> **What the exercise asks**
Without altering anything, output the material below.

........

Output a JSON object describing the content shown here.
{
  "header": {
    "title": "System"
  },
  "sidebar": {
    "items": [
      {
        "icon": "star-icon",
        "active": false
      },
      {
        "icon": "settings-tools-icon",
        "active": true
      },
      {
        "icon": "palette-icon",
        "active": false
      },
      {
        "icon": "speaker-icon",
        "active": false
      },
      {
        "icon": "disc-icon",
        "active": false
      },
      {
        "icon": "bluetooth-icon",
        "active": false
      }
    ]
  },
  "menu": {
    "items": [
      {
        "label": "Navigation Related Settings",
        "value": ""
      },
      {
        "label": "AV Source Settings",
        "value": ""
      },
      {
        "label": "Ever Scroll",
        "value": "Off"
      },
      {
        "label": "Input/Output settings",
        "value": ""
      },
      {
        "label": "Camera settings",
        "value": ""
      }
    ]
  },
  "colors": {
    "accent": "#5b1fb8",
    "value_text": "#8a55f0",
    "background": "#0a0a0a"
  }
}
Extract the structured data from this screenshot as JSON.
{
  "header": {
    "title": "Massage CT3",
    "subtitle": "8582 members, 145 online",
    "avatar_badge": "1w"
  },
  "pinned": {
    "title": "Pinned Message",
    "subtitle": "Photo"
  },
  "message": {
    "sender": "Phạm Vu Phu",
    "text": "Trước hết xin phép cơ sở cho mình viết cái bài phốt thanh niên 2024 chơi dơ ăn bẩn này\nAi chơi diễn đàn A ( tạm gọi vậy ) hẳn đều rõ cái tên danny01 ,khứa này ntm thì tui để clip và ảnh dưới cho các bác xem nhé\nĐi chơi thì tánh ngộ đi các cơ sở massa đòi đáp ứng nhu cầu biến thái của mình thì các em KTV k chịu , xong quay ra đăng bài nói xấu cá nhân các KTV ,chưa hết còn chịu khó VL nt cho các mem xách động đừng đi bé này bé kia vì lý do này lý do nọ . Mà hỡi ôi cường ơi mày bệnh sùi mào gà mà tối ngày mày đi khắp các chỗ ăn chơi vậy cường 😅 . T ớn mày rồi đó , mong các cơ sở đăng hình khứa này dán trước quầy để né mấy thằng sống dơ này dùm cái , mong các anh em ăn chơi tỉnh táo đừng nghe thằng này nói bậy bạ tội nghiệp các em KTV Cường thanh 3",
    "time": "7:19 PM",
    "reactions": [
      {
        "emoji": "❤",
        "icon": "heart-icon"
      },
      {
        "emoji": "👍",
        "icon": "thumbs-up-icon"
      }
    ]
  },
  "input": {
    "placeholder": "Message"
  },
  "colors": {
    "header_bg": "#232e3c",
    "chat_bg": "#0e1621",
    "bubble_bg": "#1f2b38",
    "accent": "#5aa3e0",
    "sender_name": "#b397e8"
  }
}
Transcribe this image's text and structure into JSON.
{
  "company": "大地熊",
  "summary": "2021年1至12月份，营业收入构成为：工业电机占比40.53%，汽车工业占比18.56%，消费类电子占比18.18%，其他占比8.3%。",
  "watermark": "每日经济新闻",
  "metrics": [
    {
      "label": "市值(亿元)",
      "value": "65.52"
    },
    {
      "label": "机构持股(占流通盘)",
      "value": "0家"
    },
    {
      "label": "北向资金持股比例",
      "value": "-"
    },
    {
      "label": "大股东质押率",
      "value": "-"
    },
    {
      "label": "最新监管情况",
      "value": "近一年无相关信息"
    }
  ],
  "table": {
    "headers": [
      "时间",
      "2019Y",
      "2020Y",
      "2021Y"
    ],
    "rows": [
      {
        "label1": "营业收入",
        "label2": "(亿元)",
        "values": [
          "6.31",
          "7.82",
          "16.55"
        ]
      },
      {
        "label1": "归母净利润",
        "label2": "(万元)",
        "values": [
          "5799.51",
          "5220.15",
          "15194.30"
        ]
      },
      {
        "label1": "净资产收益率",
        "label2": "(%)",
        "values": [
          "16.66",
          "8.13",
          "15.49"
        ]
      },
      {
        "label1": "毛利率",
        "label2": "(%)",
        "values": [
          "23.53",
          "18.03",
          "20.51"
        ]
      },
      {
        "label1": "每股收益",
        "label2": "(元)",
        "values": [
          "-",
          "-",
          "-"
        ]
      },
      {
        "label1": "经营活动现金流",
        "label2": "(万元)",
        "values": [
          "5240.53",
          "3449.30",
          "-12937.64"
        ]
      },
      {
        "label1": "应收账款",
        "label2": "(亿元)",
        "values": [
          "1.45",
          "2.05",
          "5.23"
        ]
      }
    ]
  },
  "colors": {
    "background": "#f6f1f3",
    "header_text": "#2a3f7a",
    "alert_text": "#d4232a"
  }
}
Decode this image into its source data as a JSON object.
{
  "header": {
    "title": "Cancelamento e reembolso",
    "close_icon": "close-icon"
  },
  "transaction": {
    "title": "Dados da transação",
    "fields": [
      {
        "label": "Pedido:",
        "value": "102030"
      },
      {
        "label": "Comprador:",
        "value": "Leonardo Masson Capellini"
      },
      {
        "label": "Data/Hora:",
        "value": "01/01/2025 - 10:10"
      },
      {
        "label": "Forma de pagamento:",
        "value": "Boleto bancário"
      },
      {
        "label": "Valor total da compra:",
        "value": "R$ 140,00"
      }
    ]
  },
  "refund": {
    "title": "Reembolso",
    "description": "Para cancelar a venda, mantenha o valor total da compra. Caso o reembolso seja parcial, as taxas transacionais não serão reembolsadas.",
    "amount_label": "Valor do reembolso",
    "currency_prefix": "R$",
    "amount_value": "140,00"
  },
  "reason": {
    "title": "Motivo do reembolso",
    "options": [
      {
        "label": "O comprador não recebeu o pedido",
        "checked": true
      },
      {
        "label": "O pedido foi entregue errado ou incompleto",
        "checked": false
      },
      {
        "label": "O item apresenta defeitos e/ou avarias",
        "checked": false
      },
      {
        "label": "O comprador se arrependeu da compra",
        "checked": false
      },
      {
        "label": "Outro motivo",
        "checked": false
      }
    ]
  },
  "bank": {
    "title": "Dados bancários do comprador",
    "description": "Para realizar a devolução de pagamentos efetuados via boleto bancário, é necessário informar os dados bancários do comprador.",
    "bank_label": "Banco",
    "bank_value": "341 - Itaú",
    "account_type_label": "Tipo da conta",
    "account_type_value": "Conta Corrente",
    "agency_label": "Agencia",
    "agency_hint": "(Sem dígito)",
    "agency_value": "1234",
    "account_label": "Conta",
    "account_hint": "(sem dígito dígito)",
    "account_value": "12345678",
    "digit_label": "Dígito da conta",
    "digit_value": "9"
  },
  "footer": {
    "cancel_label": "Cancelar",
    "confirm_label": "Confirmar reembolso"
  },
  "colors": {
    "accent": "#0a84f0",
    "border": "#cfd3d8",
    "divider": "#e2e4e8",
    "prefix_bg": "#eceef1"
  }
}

........

> **Reply to the exercise**
Output a JSON object describing the content shown here.
{
  "header": {
    "title": "System"
  },
  "sidebar": {
    "items": [
      {
        "icon": "star-icon",
        "active": false
      },
      {
        "icon": "settings-tools-icon",
        "active": true
      },
      {
        "icon": "palette-icon",
        "active": false
      },
      {
        "icon": "speaker-icon",
        "active": false
      },
      {
        "icon": "disc-icon",
        "active": false
      },
      {
        "icon": "bluetooth-icon",
        "active": false
      }
    ]
  },
  "menu": {
    "items": [
      {
        "label": "Navigation Related Settings",
        "value": ""
      },
      {
        "label": "AV Source Settings",
        "value": ""
      },
      {
        "label": "Ever Scroll",
        "value": "Off"
      },
      {
        "label": "Input/Output settings",
        "value": ""
      },
      {
        "label": "Camera settings",
        "value": ""
      }
    ]
  },
  "colors": {
    "accent": "#5b1fb8",
    "value_text": "#8a55f0",
    "background": "#0a0a0a"
  }
}
Extract the structured data from this screenshot as JSON.
{
  "header": {
    "title": "Massage CT3",
    "subtitle": "8582 members, 145 online",
    "avatar_badge": "1w"
  },
  "pinned": {
    "title": "Pinned Message",
    "subtitle": "Photo"
  },
  "message": {
    "sender": "Phạm Vu Phu",
    "text": "Trước hết xin phép cơ sở cho mình viết cái bài phốt thanh niên 2024 chơi dơ ăn bẩn này\nAi chơi diễn đàn A ( tạm gọi vậy ) hẳn đều rõ cái tên danny01 ,khứa này ntm thì tui để clip và ảnh dưới cho các bác xem nhé\nĐi chơi thì tánh ngộ đi các cơ sở massa đòi đáp ứng nhu cầu biến thái của mình thì các em KTV k chịu , xong quay ra đăng bài nói xấu cá nhân các KTV ,chưa hết còn chịu khó VL nt cho các mem xách động đừng đi bé này bé kia vì lý do này lý do nọ . Mà hỡi ôi cường ơi mày bệnh sùi mào gà mà tối ngày mày đi khắp các chỗ ăn chơi vậy cường 😅 . T ớn mày rồi đó , mong các cơ sở đăng hình khứa này dán trước quầy để né mấy thằng sống dơ này dùm cái , mong các anh em ăn chơi tỉnh táo đừng nghe thằng này nói bậy bạ tội nghiệp các em KTV Cường thanh 3",
    "time": "7:19 PM",
    "reactions": [
      {
        "emoji": "❤",
        "icon": "heart-icon"
      },
      {
        "emoji": "👍",
        "icon": "thumbs-up-icon"
      }
    ]
  },
  "input": {
    "placeholder": "Message"
  },
  "colors": {
    "header_bg": "#232e3c",
    "chat_bg": "#0e1621",
    "bubble_bg": "#1f2b38",
    "accent": "#5aa3e0",
    "sender_name": "#b397e8"
  }
}
Transcribe this image's text and structure into JSON.
{
  "company": "大地熊",
  "summary": "2021年1至12月份，营业收入构成为：工业电机占比40.53%，汽车工业占比18.56%，消费类电子占比18.18%，其他占比8.3%。",
  "watermark": "每日经济新闻",
  "metrics": [
    {
      "label": "市值(亿元)",
      "value": "65.52"
    },
    {
      "label": "机构持股(占流通盘)",
      "value": "0家"
    },
    {
      "label": "北向资金持股比例",
      "value": "-"
    },
    {
      "label": "大股东质押率",
      "value": "-"
    },
    {
      "label": "最新监管情况",
      "value": "近一年无相关信息"
    }
  ],
  "table": {
    "headers": [
      "时间",
      "2019Y",
      "2020Y",
      "2021Y"
    ],
    "rows": [
      {
        "label1": "营业收入",
        "label2": "(亿元)",
        "values": [
          "6.31",
          "7.82",
          "16.55"
        ]
      },
      {
        "label1": "归母净利润",
        "label2": "(万元)",
        "values": [
          "5799.51",
          "5220.15",
          "15194.30"
        ]
      },
      {
        "label1": "净资产收益率",
        "label2": "(%)",
        "values": [
          "16.66",
          "8.13",
          "15.49"
        ]
      },
      {
        "label1": "毛利率",
        "label2": "(%)",
        "values": [
          "23.53",
          "18.03",
          "20.51"
        ]
      },
      {
        "label1": "每股收益",
        "label2": "(元)",
        "values": [
          "-",
          "-",
          "-"
        ]
      },
      {
        "label1": "经营活动现金流",
        "label2": "(万元)",
        "values": [
          "5240.53",
          "3449.30",
          "-12937.64"
        ]
      },
      {
        "label1": "应收账款",
        "label2": "(亿元)",
        "values": [
          "1.45",
          "2.05",
          "5.23"
        ]
      }
    ]
  },
  "colors": {
    "background": "#f6f1f3",
    "header_text": "#2a3f7a",
    "alert_text": "#d4232a"
  }
}
Decode this image into its source data as a JSON object.
{
  "header": {
    "title": "Cancelamento e reembolso",
    "close_icon": "close-icon"
  },
  "transaction": {
    "title": "Dados da transação",
    "fields": [
      {
        "label": "Pedido:",
        "value": "102030"
      },
      {
        "label": "Comprador:",
        "value": "Leonardo Masson Capellini"
      },
      {
        "label": "Data/Hora:",
        "value": "01/01/2025 - 10:10"
      },
      {
        "label": "Forma de pagamento:",
        "value": "Boleto bancário"
      },
      {
        "label": "Valor total da compra:",
        "value": "R$ 140,00"
      }
    ]
  },
  "refund": {
    "title": "Reembolso",
    "description": "Para cancelar a venda, mantenha o valor total da compra. Caso o reembolso seja parcial, as taxas transacionais não serão reembolsadas.",
    "amount_label": "Valor do reembolso",
    "currency_prefix": "R$",
    "amount_value": "140,00"
  },
  "reason": {
    "title": "Motivo do reembolso",
    "options": [
      {
        "label": "O comprador não recebeu o pedido",
        "checked": true
      },
      {
        "label": "O pedido foi entregue errado ou incompleto",
        "checked": false
      },
      {
        "label": "O item apresenta defeitos e/ou avarias",
        "checked": false
      },
      {
        "label": "O comprador se arrependeu da compra",
        "checked": false
      },
      {
        "label": "Outro motivo",
        "checked": false
      }
    ]
  },
  "bank": {
    "title": "Dados bancários do comprador",
    "description": "Para realizar a devolução de pagamentos efetuados via boleto bancário, é necessário informar os dados bancários do comprador.",
    "bank_label": "Banco",
    "bank_value": "341 - Itaú",
    "account_type_label": "Tipo da conta",
    "account_type_value": "Conta Corrente",
    "agency_label": "Agencia",
    "agency_hint": "(Sem dígito)",
    "agency_value": "1234",
    "account_label": "Conta",
    "account_hint": "(sem dígito dígito)",
    "account_value": "12345678",
    "digit_label": "Dígito da conta",
    "digit_value": "9"
  },
  "footer": {
    "cancel_label": "Cancelar",
    "confirm_label": "Confirmar reembolso"
  },
  "colors": {
    "accent": "#0a84f0",
    "border": "#cfd3d8",
    "divider": "#e2e4e8",
    "prefix_bg": "#eceef1"
  }
}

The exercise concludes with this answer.